» Exercise aim
Write out the records below word for word, please.

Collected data
/---

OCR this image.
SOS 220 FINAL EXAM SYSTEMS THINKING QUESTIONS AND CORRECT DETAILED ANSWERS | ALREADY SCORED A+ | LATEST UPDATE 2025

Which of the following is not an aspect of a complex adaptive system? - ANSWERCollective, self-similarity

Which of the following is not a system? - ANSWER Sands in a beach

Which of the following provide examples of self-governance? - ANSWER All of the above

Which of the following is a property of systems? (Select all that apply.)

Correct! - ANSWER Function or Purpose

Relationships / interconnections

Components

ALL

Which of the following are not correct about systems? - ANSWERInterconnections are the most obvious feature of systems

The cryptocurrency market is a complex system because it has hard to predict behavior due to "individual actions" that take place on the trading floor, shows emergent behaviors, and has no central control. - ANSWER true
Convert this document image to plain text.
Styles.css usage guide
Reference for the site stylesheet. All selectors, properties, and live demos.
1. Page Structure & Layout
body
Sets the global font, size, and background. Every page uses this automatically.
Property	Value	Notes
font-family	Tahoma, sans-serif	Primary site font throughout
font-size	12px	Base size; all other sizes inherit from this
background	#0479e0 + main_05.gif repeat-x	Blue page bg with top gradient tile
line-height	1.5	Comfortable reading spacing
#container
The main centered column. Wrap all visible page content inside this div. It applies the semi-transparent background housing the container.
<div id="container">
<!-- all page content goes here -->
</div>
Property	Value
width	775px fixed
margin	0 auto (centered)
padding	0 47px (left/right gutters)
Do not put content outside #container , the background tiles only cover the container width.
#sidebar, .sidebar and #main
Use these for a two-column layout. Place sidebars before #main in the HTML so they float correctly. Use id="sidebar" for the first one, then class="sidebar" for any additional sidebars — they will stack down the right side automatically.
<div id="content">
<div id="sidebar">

\---

» Reply to the exercise
OCR this image.
SOS 220 FINAL EXAM SYSTEMS THINKING QUESTIONS AND CORRECT DETAILED ANSWERS | ALREADY SCORED A+ | LATEST UPDATE 2025

Which of the following is not an aspect of a complex adaptive system? - ANSWERCollective, self-similarity

Which of the following is not a system? - ANSWER Sands in a beach

Which of the following provide examples of self-governance? - ANSWER All of the above

Which of the following is a property of systems? (Select all that apply.)

Correct! - ANSWER Function or Purpose

Relationships / interconnections

Components

ALL

Which of the following are not correct about systems? - ANSWERInterconnections are the most obvious feature of systems

The cryptocurrency market is a complex system because it has hard to predict behavior due to "individual actions" that take place on the trading floor, shows emergent behaviors, and has no central control. - ANSWER true
Convert this document image to plain text.
Styles.css usage guide
Reference for the site stylesheet. All selectors, properties, and live demos.
1. Page Structure & Layout
body
Sets the global font, size, and background. Every page uses this automatically.
Property	Value	Notes
font-family	Tahoma, sans-serif	Primary site font throughout
font-size	12px	Base size; all other sizes inherit from this
background	#0479e0 + main_05.gif repeat-x	Blue page bg with top gradient tile
line-height	1.5	Comfortable reading spacing
#container
The main centered column. Wrap all visible page content inside this div. It applies the semi-transparent background housing the container.
<div id="container">
<!-- all page content goes here -->
</div>
Property	Value
width	775px fixed
margin	0 auto (centered)
padding	0 47px (left/right gutters)
Do not put content outside #container , the background tiles only cover the container width.
#sidebar, .sidebar and #main
Use these for a two-column layout. Place sidebars before #main in the HTML so they float correctly. Use id="sidebar" for the first one, then class="sidebar" for any additional sidebars — they will stack down the right side automatically.
<div id="content">
<div id="sidebar">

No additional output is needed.